Task details
Of the lines in the entries below, state how many hold the word "type". Say nothing else.

Record excerpts
-------------------------

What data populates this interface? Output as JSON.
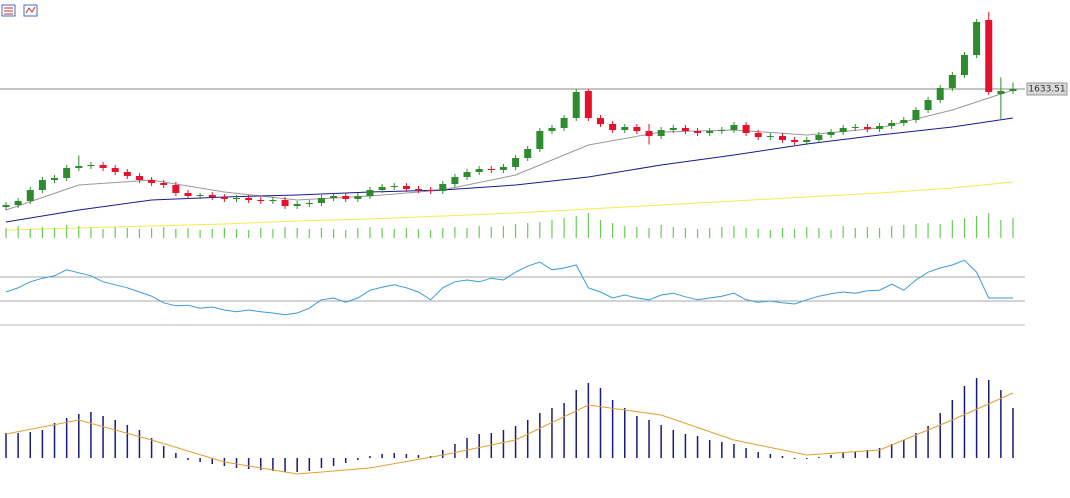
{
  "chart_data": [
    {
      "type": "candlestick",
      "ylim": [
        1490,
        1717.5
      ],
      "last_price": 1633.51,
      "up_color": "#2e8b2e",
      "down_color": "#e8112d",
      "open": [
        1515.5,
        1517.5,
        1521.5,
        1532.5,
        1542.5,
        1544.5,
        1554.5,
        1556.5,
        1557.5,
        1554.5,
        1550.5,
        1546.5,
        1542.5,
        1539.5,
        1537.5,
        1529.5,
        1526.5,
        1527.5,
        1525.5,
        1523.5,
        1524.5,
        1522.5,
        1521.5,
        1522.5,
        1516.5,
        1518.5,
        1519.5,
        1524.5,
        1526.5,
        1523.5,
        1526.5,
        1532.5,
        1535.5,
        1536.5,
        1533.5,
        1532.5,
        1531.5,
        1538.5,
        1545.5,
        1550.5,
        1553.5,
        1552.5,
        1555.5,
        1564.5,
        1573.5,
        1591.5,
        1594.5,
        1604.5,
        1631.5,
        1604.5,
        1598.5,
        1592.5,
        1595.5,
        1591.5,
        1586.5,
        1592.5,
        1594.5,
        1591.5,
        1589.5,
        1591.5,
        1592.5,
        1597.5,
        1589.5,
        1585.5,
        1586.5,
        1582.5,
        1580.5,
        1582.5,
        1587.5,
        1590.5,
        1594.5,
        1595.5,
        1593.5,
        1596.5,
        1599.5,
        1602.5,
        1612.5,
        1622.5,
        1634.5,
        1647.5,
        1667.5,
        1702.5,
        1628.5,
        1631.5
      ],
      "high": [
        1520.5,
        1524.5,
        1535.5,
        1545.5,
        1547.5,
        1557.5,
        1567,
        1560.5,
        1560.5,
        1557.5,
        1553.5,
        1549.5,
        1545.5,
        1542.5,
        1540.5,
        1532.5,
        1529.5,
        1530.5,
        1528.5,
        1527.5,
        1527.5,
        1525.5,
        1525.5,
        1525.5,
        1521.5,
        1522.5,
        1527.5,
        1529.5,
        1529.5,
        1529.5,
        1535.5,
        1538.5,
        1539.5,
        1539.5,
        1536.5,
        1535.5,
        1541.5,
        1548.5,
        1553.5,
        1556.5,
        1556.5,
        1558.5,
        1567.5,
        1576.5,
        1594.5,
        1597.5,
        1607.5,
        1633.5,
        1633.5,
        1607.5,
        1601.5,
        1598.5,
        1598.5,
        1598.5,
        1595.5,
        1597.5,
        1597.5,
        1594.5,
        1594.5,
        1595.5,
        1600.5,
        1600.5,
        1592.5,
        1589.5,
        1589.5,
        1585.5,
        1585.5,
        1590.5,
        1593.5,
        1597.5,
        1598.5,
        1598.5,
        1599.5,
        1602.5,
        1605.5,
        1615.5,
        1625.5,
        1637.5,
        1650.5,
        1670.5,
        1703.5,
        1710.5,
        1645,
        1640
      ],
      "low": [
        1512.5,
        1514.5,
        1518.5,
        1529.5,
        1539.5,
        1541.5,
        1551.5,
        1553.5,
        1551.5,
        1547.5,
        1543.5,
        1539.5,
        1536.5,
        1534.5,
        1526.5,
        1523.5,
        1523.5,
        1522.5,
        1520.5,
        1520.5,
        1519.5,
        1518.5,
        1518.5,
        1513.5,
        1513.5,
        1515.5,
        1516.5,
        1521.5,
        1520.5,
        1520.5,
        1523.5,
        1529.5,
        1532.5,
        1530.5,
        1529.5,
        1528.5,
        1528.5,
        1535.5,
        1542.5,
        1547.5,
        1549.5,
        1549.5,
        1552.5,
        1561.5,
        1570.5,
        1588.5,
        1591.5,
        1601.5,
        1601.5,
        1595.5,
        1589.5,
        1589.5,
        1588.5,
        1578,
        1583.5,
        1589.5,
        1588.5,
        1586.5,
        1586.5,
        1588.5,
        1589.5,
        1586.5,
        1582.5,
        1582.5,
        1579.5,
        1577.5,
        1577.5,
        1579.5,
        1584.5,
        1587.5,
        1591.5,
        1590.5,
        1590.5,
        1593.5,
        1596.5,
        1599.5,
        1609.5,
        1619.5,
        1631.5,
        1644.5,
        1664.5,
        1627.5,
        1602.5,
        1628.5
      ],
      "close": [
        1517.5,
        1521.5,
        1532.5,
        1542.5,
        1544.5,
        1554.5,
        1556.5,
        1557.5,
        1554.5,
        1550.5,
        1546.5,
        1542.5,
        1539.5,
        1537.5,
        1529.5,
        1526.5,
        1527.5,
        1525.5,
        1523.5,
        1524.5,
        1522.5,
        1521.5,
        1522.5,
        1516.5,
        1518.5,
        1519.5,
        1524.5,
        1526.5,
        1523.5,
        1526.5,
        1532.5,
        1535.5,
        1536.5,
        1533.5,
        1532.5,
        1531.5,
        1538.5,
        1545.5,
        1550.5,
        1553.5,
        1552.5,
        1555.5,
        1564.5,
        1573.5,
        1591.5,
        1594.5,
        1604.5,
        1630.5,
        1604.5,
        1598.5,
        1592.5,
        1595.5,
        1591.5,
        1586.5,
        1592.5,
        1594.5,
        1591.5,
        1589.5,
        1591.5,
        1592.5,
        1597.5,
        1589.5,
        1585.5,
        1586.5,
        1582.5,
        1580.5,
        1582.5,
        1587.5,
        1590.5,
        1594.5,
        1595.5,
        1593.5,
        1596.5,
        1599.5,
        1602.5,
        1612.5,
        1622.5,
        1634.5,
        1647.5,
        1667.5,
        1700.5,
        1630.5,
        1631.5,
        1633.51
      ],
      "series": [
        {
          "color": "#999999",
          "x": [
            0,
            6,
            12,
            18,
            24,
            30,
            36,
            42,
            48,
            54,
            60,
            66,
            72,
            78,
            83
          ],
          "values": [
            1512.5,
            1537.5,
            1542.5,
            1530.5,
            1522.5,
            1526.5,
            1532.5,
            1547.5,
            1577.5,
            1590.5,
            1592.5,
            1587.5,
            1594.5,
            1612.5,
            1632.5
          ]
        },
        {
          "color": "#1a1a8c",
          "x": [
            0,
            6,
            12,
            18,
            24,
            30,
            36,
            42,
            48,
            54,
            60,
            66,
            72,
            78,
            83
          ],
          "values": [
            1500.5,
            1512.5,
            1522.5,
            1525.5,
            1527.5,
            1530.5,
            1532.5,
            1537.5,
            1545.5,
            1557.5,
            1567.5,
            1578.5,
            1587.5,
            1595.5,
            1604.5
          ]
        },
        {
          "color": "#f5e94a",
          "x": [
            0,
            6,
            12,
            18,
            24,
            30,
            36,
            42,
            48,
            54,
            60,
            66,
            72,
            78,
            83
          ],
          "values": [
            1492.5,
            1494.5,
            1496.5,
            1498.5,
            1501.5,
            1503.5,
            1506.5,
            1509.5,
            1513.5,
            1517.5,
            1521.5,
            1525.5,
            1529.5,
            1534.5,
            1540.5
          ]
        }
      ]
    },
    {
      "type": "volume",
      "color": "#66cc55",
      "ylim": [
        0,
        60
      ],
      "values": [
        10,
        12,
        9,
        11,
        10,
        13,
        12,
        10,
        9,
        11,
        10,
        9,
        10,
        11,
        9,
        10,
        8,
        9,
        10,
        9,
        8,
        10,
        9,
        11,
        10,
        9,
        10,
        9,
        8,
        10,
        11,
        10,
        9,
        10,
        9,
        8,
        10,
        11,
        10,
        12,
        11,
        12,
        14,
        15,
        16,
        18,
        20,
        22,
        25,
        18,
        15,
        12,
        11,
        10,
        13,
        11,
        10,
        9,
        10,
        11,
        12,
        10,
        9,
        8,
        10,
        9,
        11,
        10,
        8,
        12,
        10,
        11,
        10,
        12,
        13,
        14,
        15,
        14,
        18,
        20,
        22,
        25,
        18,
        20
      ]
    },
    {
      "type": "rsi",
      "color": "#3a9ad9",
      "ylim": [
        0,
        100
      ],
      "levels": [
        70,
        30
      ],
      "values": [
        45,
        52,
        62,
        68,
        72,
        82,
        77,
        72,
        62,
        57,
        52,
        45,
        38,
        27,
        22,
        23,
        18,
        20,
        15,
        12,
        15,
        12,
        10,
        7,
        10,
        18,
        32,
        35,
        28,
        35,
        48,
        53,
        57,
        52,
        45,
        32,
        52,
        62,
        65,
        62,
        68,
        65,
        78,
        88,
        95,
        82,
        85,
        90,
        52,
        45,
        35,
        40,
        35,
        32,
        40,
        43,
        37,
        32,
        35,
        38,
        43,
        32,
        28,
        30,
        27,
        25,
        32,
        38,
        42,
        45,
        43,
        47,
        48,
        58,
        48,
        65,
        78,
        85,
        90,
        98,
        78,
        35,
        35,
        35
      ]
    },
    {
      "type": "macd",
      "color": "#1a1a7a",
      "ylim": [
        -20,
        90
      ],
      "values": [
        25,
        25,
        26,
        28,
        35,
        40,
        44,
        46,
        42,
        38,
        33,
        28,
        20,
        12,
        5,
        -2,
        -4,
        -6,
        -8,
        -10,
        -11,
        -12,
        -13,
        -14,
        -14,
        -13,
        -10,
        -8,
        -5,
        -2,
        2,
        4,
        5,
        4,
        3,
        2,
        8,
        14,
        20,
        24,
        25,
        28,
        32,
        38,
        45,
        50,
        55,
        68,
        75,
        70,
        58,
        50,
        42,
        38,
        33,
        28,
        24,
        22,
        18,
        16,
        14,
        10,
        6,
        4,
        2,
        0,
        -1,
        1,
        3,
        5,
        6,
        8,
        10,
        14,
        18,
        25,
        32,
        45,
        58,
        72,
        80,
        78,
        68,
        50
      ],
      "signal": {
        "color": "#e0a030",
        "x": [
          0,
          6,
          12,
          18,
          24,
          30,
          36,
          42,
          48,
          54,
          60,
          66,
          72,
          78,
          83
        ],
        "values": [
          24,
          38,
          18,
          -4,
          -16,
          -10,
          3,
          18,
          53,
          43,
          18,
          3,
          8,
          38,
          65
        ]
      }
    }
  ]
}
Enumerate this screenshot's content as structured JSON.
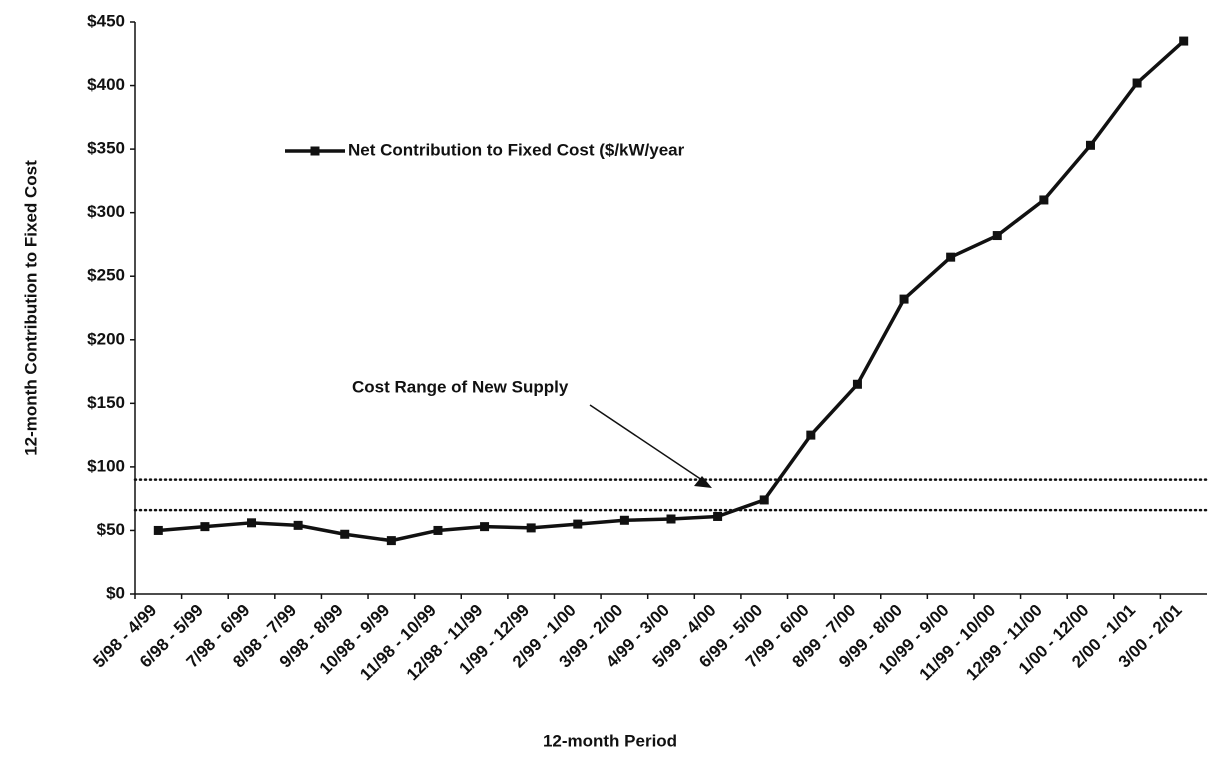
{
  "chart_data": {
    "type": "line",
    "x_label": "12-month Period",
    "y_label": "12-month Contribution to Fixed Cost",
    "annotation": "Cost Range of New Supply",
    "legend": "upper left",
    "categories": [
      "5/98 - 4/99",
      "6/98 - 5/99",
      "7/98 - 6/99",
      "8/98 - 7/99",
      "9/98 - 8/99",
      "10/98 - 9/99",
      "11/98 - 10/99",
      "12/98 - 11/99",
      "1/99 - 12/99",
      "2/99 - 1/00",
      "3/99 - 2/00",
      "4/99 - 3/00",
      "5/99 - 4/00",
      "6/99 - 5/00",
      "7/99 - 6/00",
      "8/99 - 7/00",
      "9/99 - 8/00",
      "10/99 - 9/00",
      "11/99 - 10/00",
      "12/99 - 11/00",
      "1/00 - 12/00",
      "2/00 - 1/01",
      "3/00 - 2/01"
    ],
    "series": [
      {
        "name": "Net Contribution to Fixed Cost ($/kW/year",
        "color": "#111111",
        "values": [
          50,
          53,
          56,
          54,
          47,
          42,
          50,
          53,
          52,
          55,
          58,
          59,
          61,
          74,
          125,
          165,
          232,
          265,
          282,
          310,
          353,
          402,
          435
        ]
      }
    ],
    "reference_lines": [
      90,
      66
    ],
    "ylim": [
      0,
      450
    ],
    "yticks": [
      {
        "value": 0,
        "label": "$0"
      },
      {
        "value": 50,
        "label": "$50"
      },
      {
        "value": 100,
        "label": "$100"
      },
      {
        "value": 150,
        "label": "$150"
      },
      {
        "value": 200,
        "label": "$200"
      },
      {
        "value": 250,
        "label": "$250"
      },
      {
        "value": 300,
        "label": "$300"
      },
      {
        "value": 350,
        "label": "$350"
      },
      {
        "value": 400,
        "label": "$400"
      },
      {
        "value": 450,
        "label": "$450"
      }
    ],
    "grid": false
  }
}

-------------------------

Written answer
5